▶ Extracted data entries
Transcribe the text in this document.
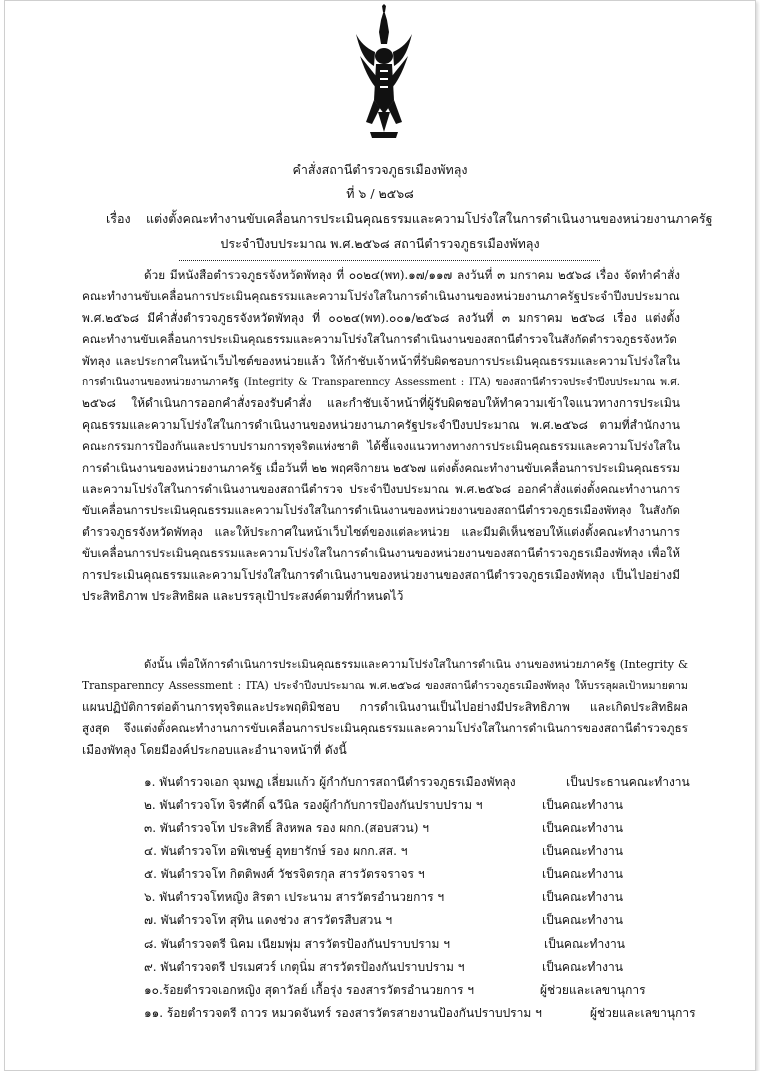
คำสั่งสถานีตำรวจภูธรเมืองพัทลุง
ที่ ๖ / ๒๕๖๘
เรื่อง แต่งตั้งคณะทำงานขับเคลื่อนการประเมินคุณธรรมและความโปร่งใสในการดำเนินงานของหน่วยงานภาครัฐ
ประจำปีงบประมาณ พ.ศ.๒๕๖๘ สถานีตำรวจภูธรเมืองพัทลุง
ด้วย มีหนังสือตำรวจภูธรจังหวัดพัทลุง ที่ ๐๐๒๔(พท).๑๗/๑๑๗ ลงวันที่ ๓ มกราคม ๒๕๖๘ เรื่อง จัดทำคำสั่ง
คณะทำงานขับเคลื่อนการประเมินคุณธรรมและความโปร่งใสในการดำเนินงานของหน่วยงานภาครัฐประจำปีงบประมาณ
พ.ศ.๒๕๖๘ มีคำสั่งตำรวจภูธรจังหวัดพัทลุง ที่ ๐๐๒๔(พท).๐๐๑/๒๕๖๘ ลงวันที่ ๓ มกราคม ๒๕๖๘ เรื่อง แต่งตั้ง
คณะทำงานขับเคลื่อนการประเมินคุณธรรมและความโปร่งใสในการดำเนินงานของสถานีตำรวจในสังกัดตำรวจภูธรจังหวัด
พัทลุง และประกาศในหน้าเว็บไซต์ของหน่วยแล้ว ให้กำชับเจ้าหน้าที่รับผิดชอบการประเมินคุณธรรมและความโปร่งใสใน
การดำเนินงานของหน่วยงานภาครัฐ (Integrity & Transparenncy Assessment : ITA) ของสถานีตำรวจประจำปีงบประมาณ พ.ศ.
๒๕๖๘ ให้ดำเนินการออกคำสั่งรองรับคำสั่ง และกำชับเจ้าหน้าที่ผู้รับผิดชอบให้ทำความเข้าใจแนวทางการประเมิน
คุณธรรมและความโปร่งใสในการดำเนินงานของหน่วยงานภาครัฐประจำปีงบประมาณ พ.ศ.๒๕๖๘ ตามที่สำนักงาน
คณะกรรมการป้องกันและปราบปรามการทุจริตแห่งชาติ ได้ชี้แจงแนวทางทางการประเมินคุณธรรมและความโปร่งใสใน
การดำเนินงานของหน่วยงานภาครัฐ เมื่อวันที่ ๒๒ พฤศจิกายน ๒๕๖๗ แต่งตั้งคณะทำงานขับเคลื่อนการประเมินคุณธรรม
และความโปร่งใสในการดำเนินงานของสถานีตำรวจ ประจำปีงบประมาณ พ.ศ.๒๕๖๘ ออกคำสั่งแต่งตั้งคณะทำงานการ
ขับเคลื่อนการประเมินคุณธรรมและความโปร่งใสในการดำเนินงานของหน่วยงานของสถานีตำรวจภูธรเมืองพัทลุง ในสังกัด
ตำรวจภูธรจังหวัดพัทลุง และให้ประกาศในหน้าเว็บไซต์ของแต่ละหน่วย และมีมติเห็นชอบให้แต่งตั้งคณะทำงานการ
ขับเคลื่อนการประเมินคุณธรรมและความโปร่งใสในการดำเนินงานของหน่วยงานของสถานีตำรวจภูธรเมืองพัทลุง เพื่อให้
การประเมินคุณธรรมและความโปร่งใสในการดำเนินงานของหน่วยงานของสถานีตำรวจภูธรเมืองพัทลุง เป็นไปอย่างมี
ประสิทธิภาพ ประสิทธิผล และบรรลุเป้าประสงค์ตามที่กำหนดไว้
ดังนั้น เพื่อให้การดำเนินการประเมินคุณธรรมและความโปร่งใสในการดำเนิน งานของหน่วยภาครัฐ (Integrity &
Transparenncy Assessment : ITA) ประจำปีงบประมาณ พ.ศ.๒๕๖๘ ของสถานีตำรวจภูธรเมืองพัทลุง ให้บรรลุผลเป้าหมายตาม
แผนปฏิบัติการต่อต้านการทุจริตและประพฤติมิชอบ การดำเนินงานเป็นไปอย่างมีประสิทธิภาพ และเกิดประสิทธิผล
สูงสุด จึงแต่งตั้งคณะทำงานการขับเคลื่อนการประเมินคุณธรรมและความโปร่งใสในการดำเนินการของสถานีตำรวจภูธร
เมืองพัทลุง โดยมีองค์ประกอบและอำนาจหน้าที่ ดังนี้
๑. พันตำรวจเอก จุมพฏ เลี่ยมแก้ว ผู้กำกับการสถานีตำรวจภูธรเมืองพัทลุง	เป็นประธานคณะทำงาน
๒. พันตำรวจโท จิรศักดิ์ ฉวีนิล รองผู้กำกับการป้องกันปราบปราม ฯ	เป็นคณะทำงาน
๓. พันตำรวจโท ประสิทธิ์ สิงหพล รอง ผกก.(สอบสวน) ฯ	เป็นคณะทำงาน
๔. พันตำรวจโท อพิเชษฐ์ อุทยารักษ์ รอง ผกก.สส. ฯ	เป็นคณะทำงาน
๕. พันตำรวจโท กิตติพงศ์ วัชรจิตรกุล สารวัตรจราจร ฯ	เป็นคณะทำงาน
๖. พันตำรวจโทหญิง สิรตา เประนาม สารวัตรอำนวยการ ฯ	เป็นคณะทำงาน
๗. พันตำรวจโท สุทิน แดงช่วง สารวัตรสืบสวน ฯ	เป็นคณะทำงาน
๘. พันตำรวจตรี นิคม เนียมพุ่ม สารวัตรป้องกันปราบปราม ฯ	เป็นคณะทำงาน
๙. พันตำรวจตรี ปรเมศวร์ เกตุนิ่ม สารวัตรป้องกันปราบปราม ฯ	เป็นคณะทำงาน
๑๐.ร้อยตำรวจเอกหญิง สุดาวัลย์ เกื้อรุ่ง รองสารวัตรอำนวยการ ฯ	ผู้ช่วยและเลขานุการ
๑๑. ร้อยตำรวจตรี ถาวร หมวดจันทร์ รองสารวัตรสายงานป้องกันปราบปราม ฯ	ผู้ช่วยและเลขานุการ
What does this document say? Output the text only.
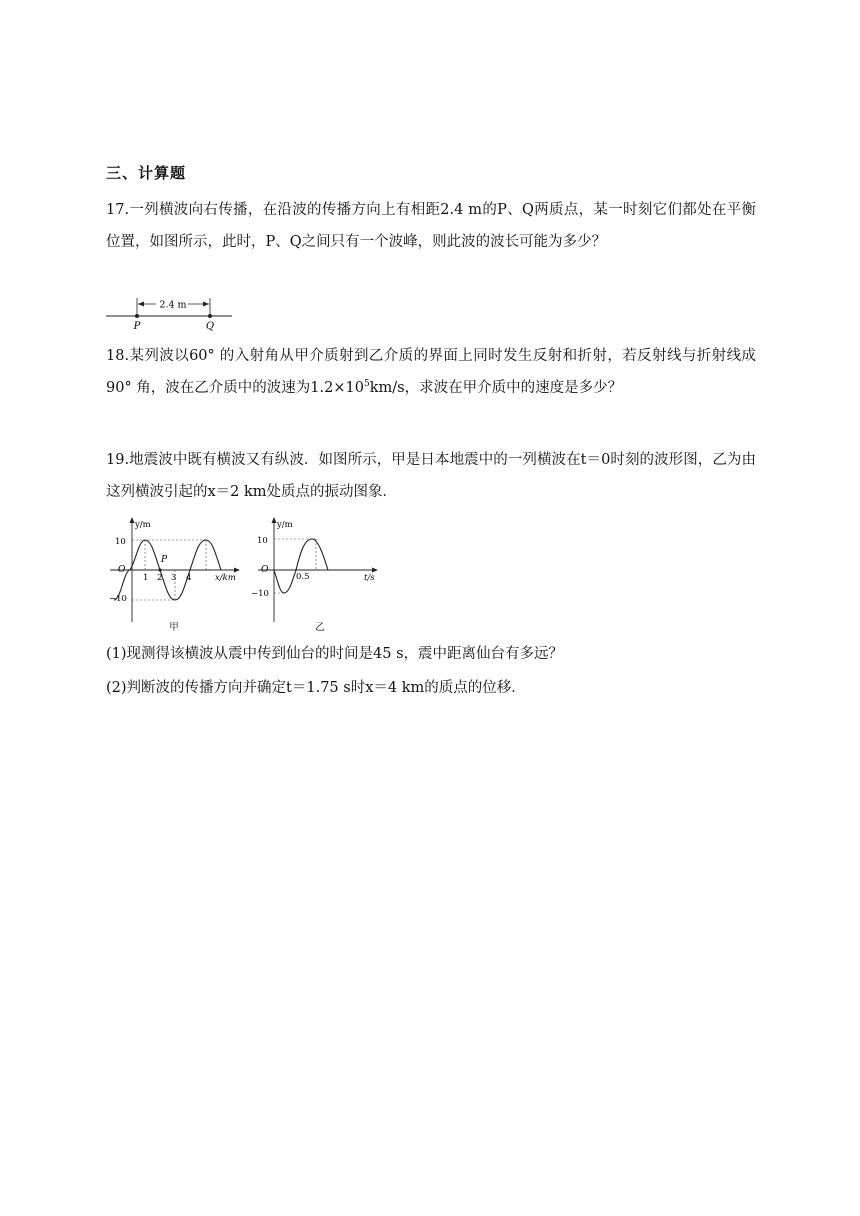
三、计算题
17.一列横波向右传播，在沿波的传播方向上有相距2.4 m的P、Q两质点，某一时刻它们都处在平衡位置，如图所示，此时，P、Q之间只有一个波峰，则此波的波长可能为多少？
2.4 m
P	Q
18.某列波以60° 的入射角从甲介质射到乙介质的界面上同时发生反射和折射，若反射线与折射线成90° 角，波在乙介质中的波速为$1.2\times 10^5km/s$，求波在甲介质中的速度是多少？
19.地震波中既有横波又有纵波．如图所示，甲是日本地震中的一列横波在t＝0时刻的波形图，乙为由这列横波引起的x＝2 km处质点的振动图象．
y/m
x/km
O
10
−10
1 2 3 4
P
甲
y/m
t/s
O
10
−10
0.5
乙
(1)现测得该横波从震中传到仙台的时间是45 s，震中距离仙台有多远？
(2)判断波的传播方向并确定t＝1.75 s时x＝4 km的质点的位移．
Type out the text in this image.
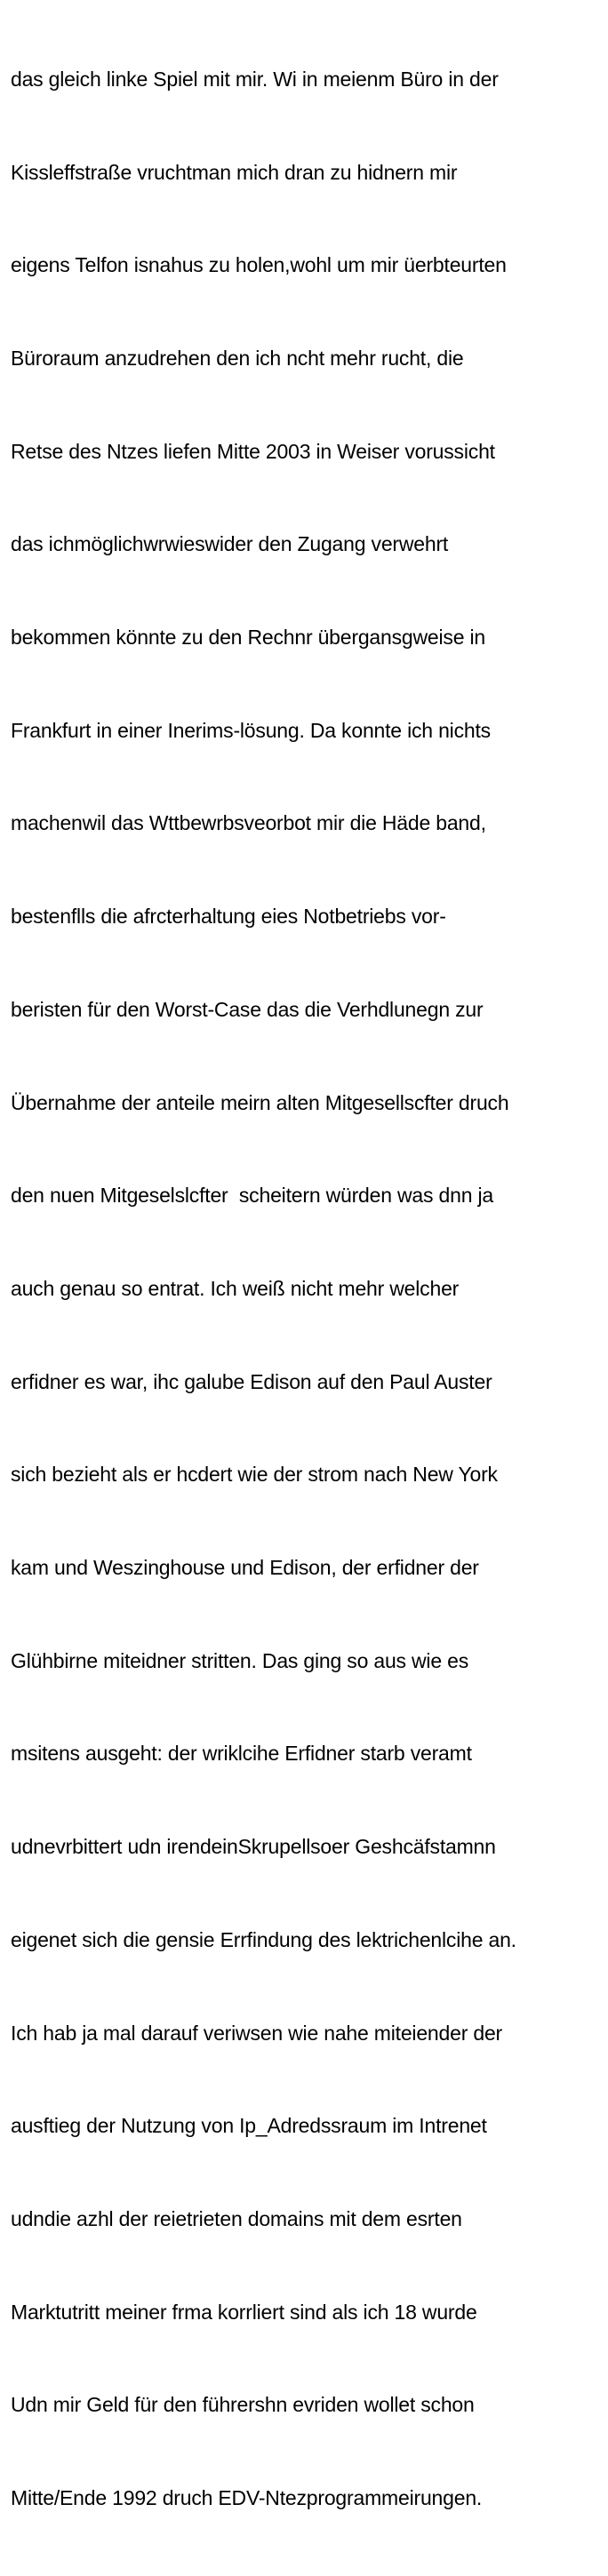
das gleich linke Spiel mit mir. Wi in meienm Büro in der

Kissleffstraße vruchtman mich dran zu hidnern mir

eigens Telfon isnahus zu holen,wohl um mir üerbteurten

Büroraum anzudrehen den ich ncht mehr rucht, die

Retse des Ntzes liefen Mitte 2003 in Weiser vorussicht

das ichmöglichwrwieswider den Zugang verwehrt

bekommen könnte zu den Rechnr übergansgweise in

Frankfurt in einer Inerims-lösung. Da konnte ich nichts

machenwil das Wttbewrbsveorbot mir die Häde band,

bestenflls die afrcterhaltung eies Notbetriebs vor-

beristen für den Worst-Case das die Verhdlunegn zur

Übernahme der anteile meirn alten Mitgesellscfter druch

den nuen Mitgeselslcfter  scheitern würden was dnn ja

auch genau so entrat. Ich weiß nicht mehr welcher

erfidner es war, ihc galube Edison auf den Paul Auster

sich bezieht als er hcdert wie der strom nach New York

kam und Weszinghouse und Edison, der erfidner der

Glühbirne miteidner stritten. Das ging so aus wie es

msitens ausgeht: der wriklcihe Erfidner starb veramt

udnevrbittert udn irendeinSkrupellsoer Geshcäfstamnn

eigenet sich die gensie Errfindung des lektrichenlcihe an.

Ich hab ja mal darauf veriwsen wie nahe miteiender der

ausftieg der Nutzung von Ip_Adredssraum im Intrenet

udndie azhl der reietrieten domains mit dem esrten

Marktutritt meiner frma korrliert sind als ich 18 wurde

Udn mir Geld für den führershn evriden wollet schon

Mitte/Ende 1992 druch EDV-Ntezprogrammeirungen.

▶ Stated goal
Find each line holding the string "วยงานของสถาน" and copy it out.

▶ Correct answer
ขับเคลื่อนการประเมินคุณธรรมและความโปร่งใสในการดำเนินงานของหน่วยงานของสถานีตำรวจภูธรเมืองพัทลุง ในสังกัด
ขับเคลื่อนการประเมินคุณธรรมและความโปร่งใสในการดำเนินงานของหน่วยงานของสถานีตำรวจภูธรเมืองพัทลุง เพื่อให้
การประเมินคุณธรรมและความโปร่งใสในการดำเนินงานของหน่วยงานของสถานีตำรวจภูธรเมืองพัทลุง เป็นไปอย่างมี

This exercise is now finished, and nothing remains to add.